* _INSTRUCTIONS FOR THE TASK_
Keep the pictures out of the copy and print all the entries below exactly.

* _EXERCISE INPUT_
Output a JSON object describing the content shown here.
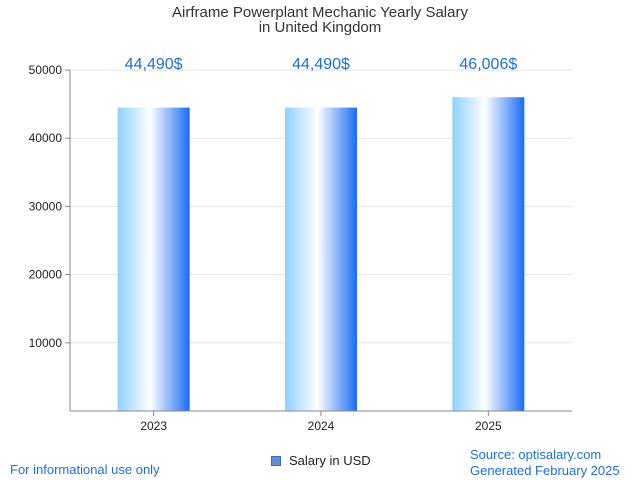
{
  "chart_data": {
    "type": "bar",
    "title_lines": [
      "Airframe Powerplant Mechanic Yearly Salary",
      "in United Kingdom"
    ],
    "categories": [
      "2023",
      "2024",
      "2025"
    ],
    "series": [
      {
        "name": "Salary in USD",
        "values": [
          44490,
          44490,
          46006
        ]
      }
    ],
    "data_labels": [
      "44,490$",
      "44,490$",
      "46,006$"
    ],
    "y_ticks": [
      10000,
      20000,
      30000,
      40000,
      50000
    ],
    "ylim": [
      0,
      50000
    ],
    "grid": true,
    "legend_position": "bottom",
    "colors": {
      "bar_light": "#8fd0ff",
      "bar_mid": "#ffffff",
      "bar_dark": "#1a6cf5",
      "label": "#1f6fd6",
      "grid": "#e3e3e3",
      "axis": "#888888"
    }
  },
  "footer": {
    "disclaimer": "For informational use only",
    "source": "Source: optisalary.com",
    "generated": "Generated February 2025"
  }
}
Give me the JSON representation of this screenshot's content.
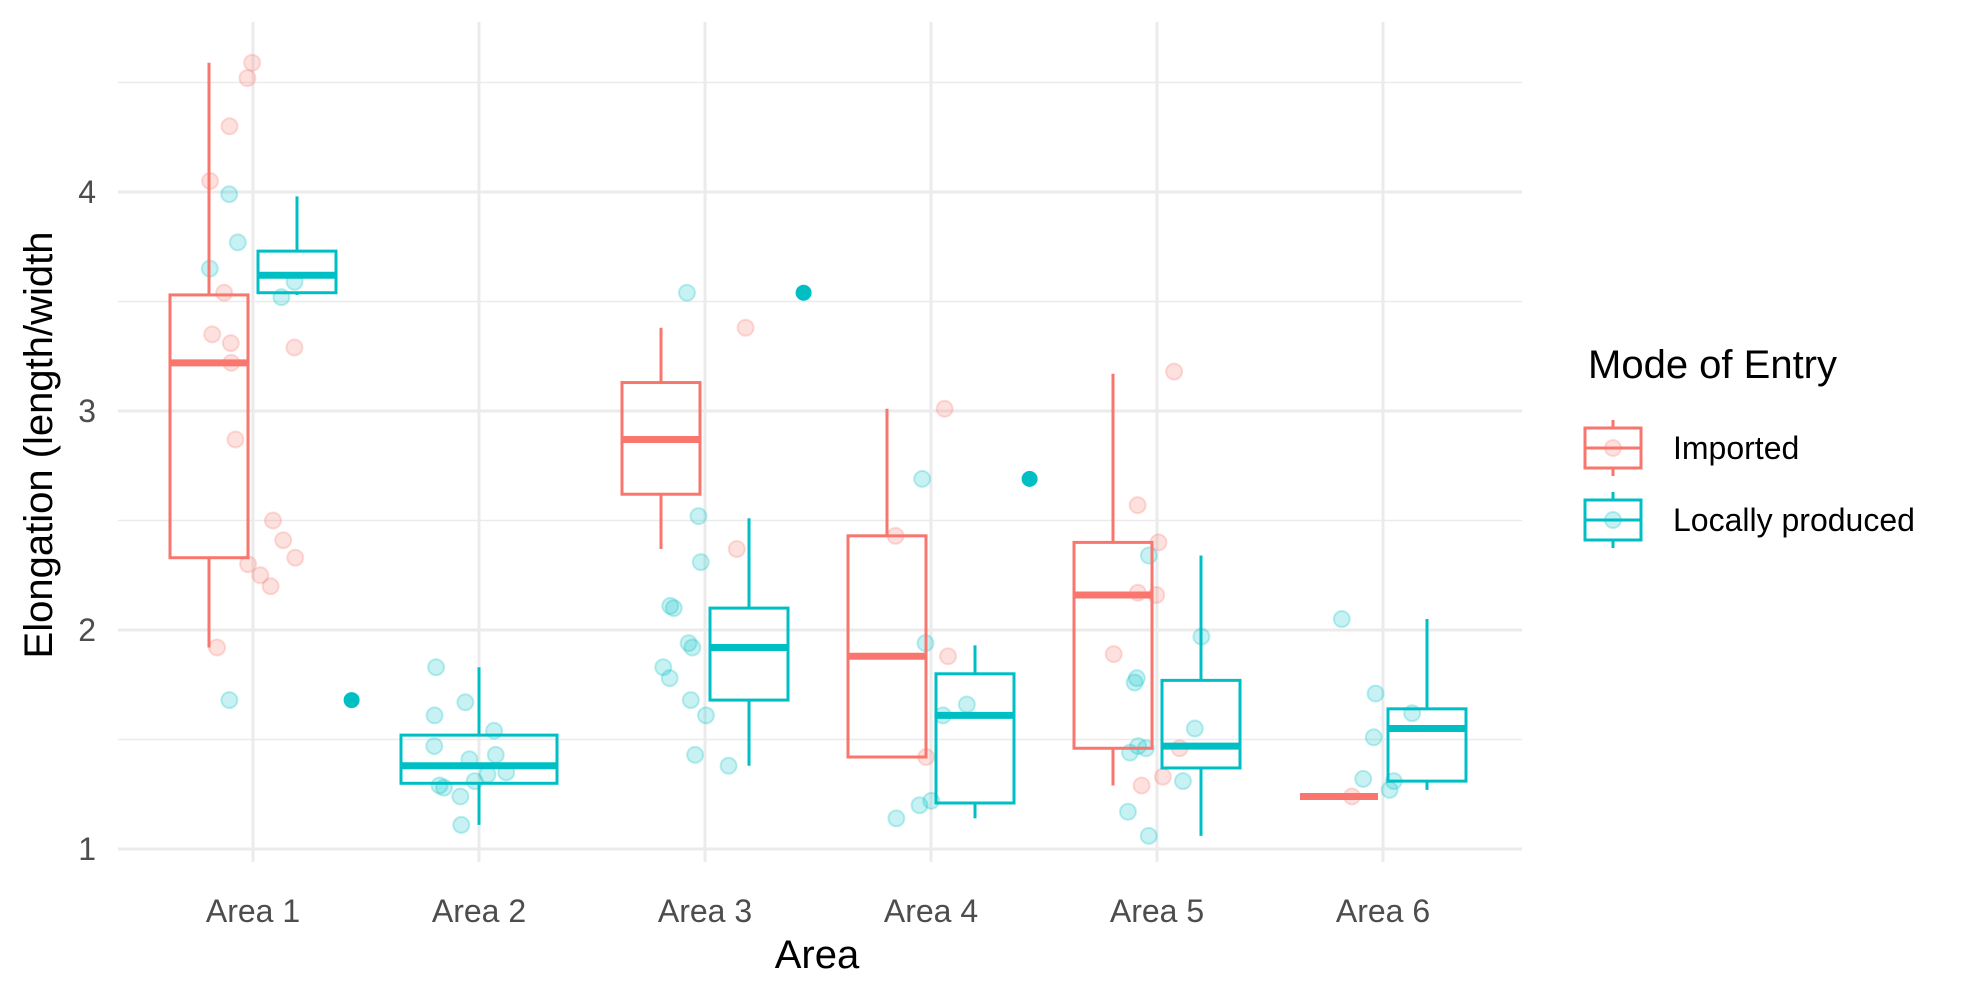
{
  "chart_data": {
    "type": "box",
    "xlabel": "Area",
    "ylabel": "Elongation (length/width",
    "categories": [
      "Area 1",
      "Area 2",
      "Area 3",
      "Area 4",
      "Area 5",
      "Area 6"
    ],
    "y_ticks": [
      1,
      2,
      3,
      4
    ],
    "ylim": [
      0.93,
      4.7
    ],
    "grid": true,
    "legend": {
      "title": "Mode of Entry",
      "position": "right",
      "entries": [
        "Imported",
        "Locally produced"
      ]
    },
    "series": [
      {
        "name": "Imported",
        "color": "#F8766D",
        "boxes": [
          {
            "category": "Area 1",
            "min": 1.92,
            "q1": 2.33,
            "median": 3.22,
            "q3": 3.53,
            "max": 4.59,
            "outliers": []
          },
          {
            "category": "Area 2",
            "present": false
          },
          {
            "category": "Area 3",
            "min": 2.37,
            "q1": 2.62,
            "median": 2.87,
            "q3": 3.13,
            "max": 3.38,
            "outliers": []
          },
          {
            "category": "Area 4",
            "min": 1.42,
            "q1": 1.42,
            "median": 1.88,
            "q3": 2.43,
            "max": 3.01,
            "outliers": []
          },
          {
            "category": "Area 5",
            "min": 1.29,
            "q1": 1.46,
            "median": 2.16,
            "q3": 2.4,
            "max": 3.17,
            "outliers": []
          },
          {
            "category": "Area 6",
            "min": 1.24,
            "q1": 1.24,
            "median": 1.24,
            "q3": 1.24,
            "max": 1.24,
            "outliers": []
          }
        ],
        "points": [
          {
            "category": "Area 1",
            "y": [
              4.52,
              4.59,
              4.3,
              4.05,
              3.54,
              3.35,
              3.29,
              3.31,
              3.22,
              2.87,
              2.5,
              2.41,
              2.33,
              2.3,
              2.25,
              2.2,
              1.92
            ]
          },
          {
            "category": "Area 3",
            "y": [
              3.38,
              2.37
            ]
          },
          {
            "category": "Area 4",
            "y": [
              3.01,
              2.43,
              1.88,
              1.42
            ]
          },
          {
            "category": "Area 5",
            "y": [
              3.18,
              2.57,
              2.4,
              2.17,
              2.16,
              1.89,
              1.46,
              1.33,
              1.29
            ]
          },
          {
            "category": "Area 6",
            "y": [
              1.24
            ]
          }
        ]
      },
      {
        "name": "Locally produced",
        "color": "#00BFC4",
        "boxes": [
          {
            "category": "Area 1",
            "min": 3.53,
            "q1": 3.54,
            "median": 3.62,
            "q3": 3.73,
            "max": 3.98,
            "outliers": [
              1.68
            ]
          },
          {
            "category": "Area 2",
            "min": 1.11,
            "q1": 1.3,
            "median": 1.38,
            "q3": 1.52,
            "max": 1.83,
            "outliers": []
          },
          {
            "category": "Area 3",
            "min": 1.38,
            "q1": 1.68,
            "median": 1.92,
            "q3": 2.1,
            "max": 2.51,
            "outliers": [
              3.54
            ]
          },
          {
            "category": "Area 4",
            "min": 1.14,
            "q1": 1.21,
            "median": 1.61,
            "q3": 1.8,
            "max": 1.93,
            "outliers": [
              2.69
            ]
          },
          {
            "category": "Area 5",
            "min": 1.06,
            "q1": 1.37,
            "median": 1.47,
            "q3": 1.77,
            "max": 2.34,
            "outliers": []
          },
          {
            "category": "Area 6",
            "min": 1.27,
            "q1": 1.31,
            "median": 1.55,
            "q3": 1.64,
            "max": 2.05,
            "outliers": []
          }
        ],
        "points": [
          {
            "category": "Area 1",
            "y": [
              3.99,
              3.77,
              3.65,
              3.59,
              3.52,
              1.68
            ]
          },
          {
            "category": "Area 2",
            "y": [
              1.83,
              1.67,
              1.61,
              1.54,
              1.47,
              1.43,
              1.41,
              1.35,
              1.34,
              1.31,
              1.29,
              1.28,
              1.24,
              1.11
            ]
          },
          {
            "category": "Area 3",
            "y": [
              3.54,
              2.52,
              2.31,
              2.11,
              2.1,
              1.94,
              1.92,
              1.83,
              1.78,
              1.68,
              1.61,
              1.43,
              1.38
            ]
          },
          {
            "category": "Area 4",
            "y": [
              2.69,
              1.94,
              1.66,
              1.61,
              1.22,
              1.2,
              1.14
            ]
          },
          {
            "category": "Area 5",
            "y": [
              2.34,
              1.97,
              1.78,
              1.76,
              1.55,
              1.47,
              1.46,
              1.44,
              1.31,
              1.17,
              1.06
            ]
          },
          {
            "category": "Area 6",
            "y": [
              2.05,
              1.71,
              1.62,
              1.51,
              1.32,
              1.31,
              1.27
            ]
          }
        ]
      }
    ]
  }
}
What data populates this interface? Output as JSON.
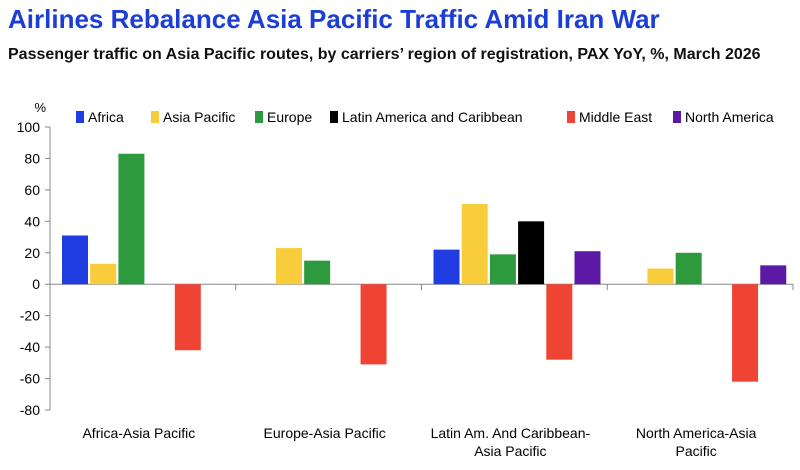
{
  "title": "Airlines Rebalance Asia Pacific Traffic Amid Iran War",
  "subtitle": "Passenger traffic on Asia Pacific routes, by carriers’ region of registration, PAX YoY, %, March 2026",
  "chart_data": {
    "type": "bar",
    "ylabel": "%",
    "ylim": [
      -80,
      100
    ],
    "yticks": [
      100,
      80,
      60,
      40,
      20,
      0,
      -20,
      -40,
      -60,
      -80
    ],
    "grid": false,
    "legend_position": "top",
    "categories": [
      [
        "Africa-Asia Pacific"
      ],
      [
        "Europe-Asia Pacific"
      ],
      [
        "Latin Am. And Caribbean-",
        "Asia Pacific"
      ],
      [
        "North America-Asia",
        "Pacific"
      ]
    ],
    "series": [
      {
        "name": "Africa",
        "color": "#1f3de0",
        "values": [
          31,
          null,
          22,
          null
        ]
      },
      {
        "name": "Asia Pacific",
        "color": "#f8cc3a",
        "values": [
          13,
          23,
          51,
          10
        ]
      },
      {
        "name": "Europe",
        "color": "#2d9a3e",
        "values": [
          83,
          15,
          19,
          20
        ]
      },
      {
        "name": "Latin America and Caribbean",
        "color": "#000000",
        "values": [
          null,
          null,
          40,
          null
        ]
      },
      {
        "name": "Middle East",
        "color": "#ef4433",
        "values": [
          -42,
          -51,
          -48,
          -62
        ]
      },
      {
        "name": "North America",
        "color": "#5b19a6",
        "values": [
          null,
          null,
          21,
          12
        ]
      }
    ]
  }
}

* _THE REPLY_
Output a JSON object describing the content shown here.
{
  "chart_data": {
    "type": "bar",
    "title_lines": [
      "Airframe Powerplant Mechanic Yearly Salary",
      "in United Kingdom"
    ],
    "categories": [
      "2023",
      "2024",
      "2025"
    ],
    "series": [
      {
        "name": "Salary in USD",
        "values": [
          44490,
          44490,
          46006
        ]
      }
    ],
    "data_labels": [
      "44,490$",
      "44,490$",
      "46,006$"
    ],
    "y_ticks": [
      10000,
      20000,
      30000,
      40000,
      50000
    ],
    "ylim": [
      0,
      50000
    ],
    "grid": true,
    "legend_position": "bottom",
    "colors": {
      "bar_light": "#8fd0ff",
      "bar_mid": "#ffffff",
      "bar_dark": "#1a6cf5",
      "label": "#1f6fd6",
      "grid": "#e3e3e3",
      "axis": "#888888"
    }
  },
  "footer": {
    "disclaimer": "For informational use only",
    "source": "Source: optisalary.com",
    "generated": "Generated February 2025"
  }
}
Give me the JSON representation of this screenshot's content.
{
  "chart_data": {
    "type": "box",
    "xlabel": "Area",
    "ylabel": "Elongation (length/width",
    "categories": [
      "Area 1",
      "Area 2",
      "Area 3",
      "Area 4",
      "Area 5",
      "Area 6"
    ],
    "y_ticks": [
      1,
      2,
      3,
      4
    ],
    "ylim": [
      0.93,
      4.7
    ],
    "grid": true,
    "legend": {
      "title": "Mode of Entry",
      "position": "right",
      "entries": [
        "Imported",
        "Locally produced"
      ]
    },
    "series": [
      {
        "name": "Imported",
        "color": "#F8766D",
        "boxes": [
          {
            "category": "Area 1",
            "min": 1.92,
            "q1": 2.33,
            "median": 3.22,
            "q3": 3.53,
            "max": 4.59,
            "outliers": []
          },
          {
            "category": "Area 2",
            "present": false
          },
          {
            "category": "Area 3",
            "min": 2.37,
            "q1": 2.62,
            "median": 2.87,
            "q3": 3.13,
            "max": 3.38,
            "outliers": []
          },
          {
            "category": "Area 4",
            "min": 1.42,
            "q1": 1.42,
            "median": 1.88,
            "q3": 2.43,
            "max": 3.01,
            "outliers": []
          },
          {
            "category": "Area 5",
            "min": 1.29,
            "q1": 1.46,
            "median": 2.16,
            "q3": 2.4,
            "max": 3.17,
            "outliers": []
          },
          {
            "category": "Area 6",
            "min": 1.24,
            "q1": 1.24,
            "median": 1.24,
            "q3": 1.24,
            "max": 1.24,
            "outliers": []
          }
        ],
        "points": [
          {
            "category": "Area 1",
            "y": [
              4.52,
              4.59,
              4.3,
              4.05,
              3.54,
              3.35,
              3.29,
              3.31,
              3.22,
              2.87,
              2.5,
              2.41,
              2.33,
              2.3,
              2.25,
              2.2,
              1.92
            ]
          },
          {
            "category": "Area 3",
            "y": [
              3.38,
              2.37
            ]
          },
          {
            "category": "Area 4",
            "y": [
              3.01,
              2.43,
              1.88,
              1.42
            ]
          },
          {
            "category": "Area 5",
            "y": [
              3.18,
              2.57,
              2.4,
              2.17,
              2.16,
              1.89,
              1.46,
              1.33,
              1.29
            ]
          },
          {
            "category": "Area 6",
            "y": [
              1.24
            ]
          }
        ]
      },
      {
        "name": "Locally produced",
        "color": "#00BFC4",
        "boxes": [
          {
            "category": "Area 1",
            "min": 3.53,
            "q1": 3.54,
            "median": 3.62,
            "q3": 3.73,
            "max": 3.98,
            "outliers": [
              1.68
            ]
          },
          {
            "category": "Area 2",
            "min": 1.11,
            "q1": 1.3,
            "median": 1.38,
            "q3": 1.52,
            "max": 1.83,
            "outliers": []
          },
          {
            "category": "Area 3",
            "min": 1.38,
            "q1": 1.68,
            "median": 1.92,
            "q3": 2.1,
            "max": 2.51,
            "outliers": [
              3.54
            ]
          },
          {
            "category": "Area 4",
            "min": 1.14,
            "q1": 1.21,
            "median": 1.61,
            "q3": 1.8,
            "max": 1.93,
            "outliers": [
              2.69
            ]
          },
          {
            "category": "Area 5",
            "min": 1.06,
            "q1": 1.37,
            "median": 1.47,
            "q3": 1.77,
            "max": 2.34,
            "outliers": []
          },
          {
            "category": "Area 6",
            "min": 1.27,
            "q1": 1.31,
            "median": 1.55,
            "q3": 1.64,
            "max": 2.05,
            "outliers": []
          }
        ],
        "points": [
          {
            "category": "Area 1",
            "y": [
              3.99,
              3.77,
              3.65,
              3.59,
              3.52,
              1.68
            ]
          },
          {
            "category": "Area 2",
            "y": [
              1.83,
              1.67,
              1.61,
              1.54,
              1.47,
              1.43,
              1.41,
              1.35,
              1.34,
              1.31,
              1.29,
              1.28,
              1.24,
              1.11
            ]
          },
          {
            "category": "Area 3",
            "y": [
              3.54,
              2.52,
              2.31,
              2.11,
              2.1,
              1.94,
              1.92,
              1.83,
              1.78,
              1.68,
              1.61,
              1.43,
              1.38
            ]
          },
          {
            "category": "Area 4",
            "y": [
              2.69,
              1.94,
              1.66,
              1.61,
              1.22,
              1.2,
              1.14
            ]
          },
          {
            "category": "Area 5",
            "y": [
              2.34,
              1.97,
              1.78,
              1.76,
              1.55,
              1.47,
              1.46,
              1.44,
              1.31,
              1.17,
              1.06
            ]
          },
          {
            "category": "Area 6",
            "y": [
              2.05,
              1.71,
              1.62,
              1.51,
              1.32,
              1.31,
              1.27
            ]
          }
        ]
      }
    ]
  }
}
What data populates this interface? Output as JSON.
{
  "title": "Airlines Rebalance Asia Pacific Traffic Amid Iran War",
  "subtitle": "Passenger traffic on Asia Pacific routes, by carriers’ region of registration, PAX YoY, %, March 2026",
  "chart_data": {
    "type": "bar",
    "ylabel": "%",
    "ylim": [
      -80,
      100
    ],
    "yticks": [
      100,
      80,
      60,
      40,
      20,
      0,
      -20,
      -40,
      -60,
      -80
    ],
    "grid": false,
    "legend_position": "top",
    "categories": [
      [
        "Africa-Asia Pacific"
      ],
      [
        "Europe-Asia Pacific"
      ],
      [
        "Latin Am. And Caribbean-",
        "Asia Pacific"
      ],
      [
        "North America-Asia",
        "Pacific"
      ]
    ],
    "series": [
      {
        "name": "Africa",
        "color": "#1f3de0",
        "values": [
          31,
          null,
          22,
          null
        ]
      },
      {
        "name": "Asia Pacific",
        "color": "#f8cc3a",
        "values": [
          13,
          23,
          51,
          10
        ]
      },
      {
        "name": "Europe",
        "color": "#2d9a3e",
        "values": [
          83,
          15,
          19,
          20
        ]
      },
      {
        "name": "Latin America and Caribbean",
        "color": "#000000",
        "values": [
          null,
          null,
          40,
          null
        ]
      },
      {
        "name": "Middle East",
        "color": "#ef4433",
        "values": [
          -42,
          -51,
          -48,
          -62
        ]
      },
      {
        "name": "North America",
        "color": "#5b19a6",
        "values": [
          null,
          null,
          21,
          12
        ]
      }
    ]
  }
}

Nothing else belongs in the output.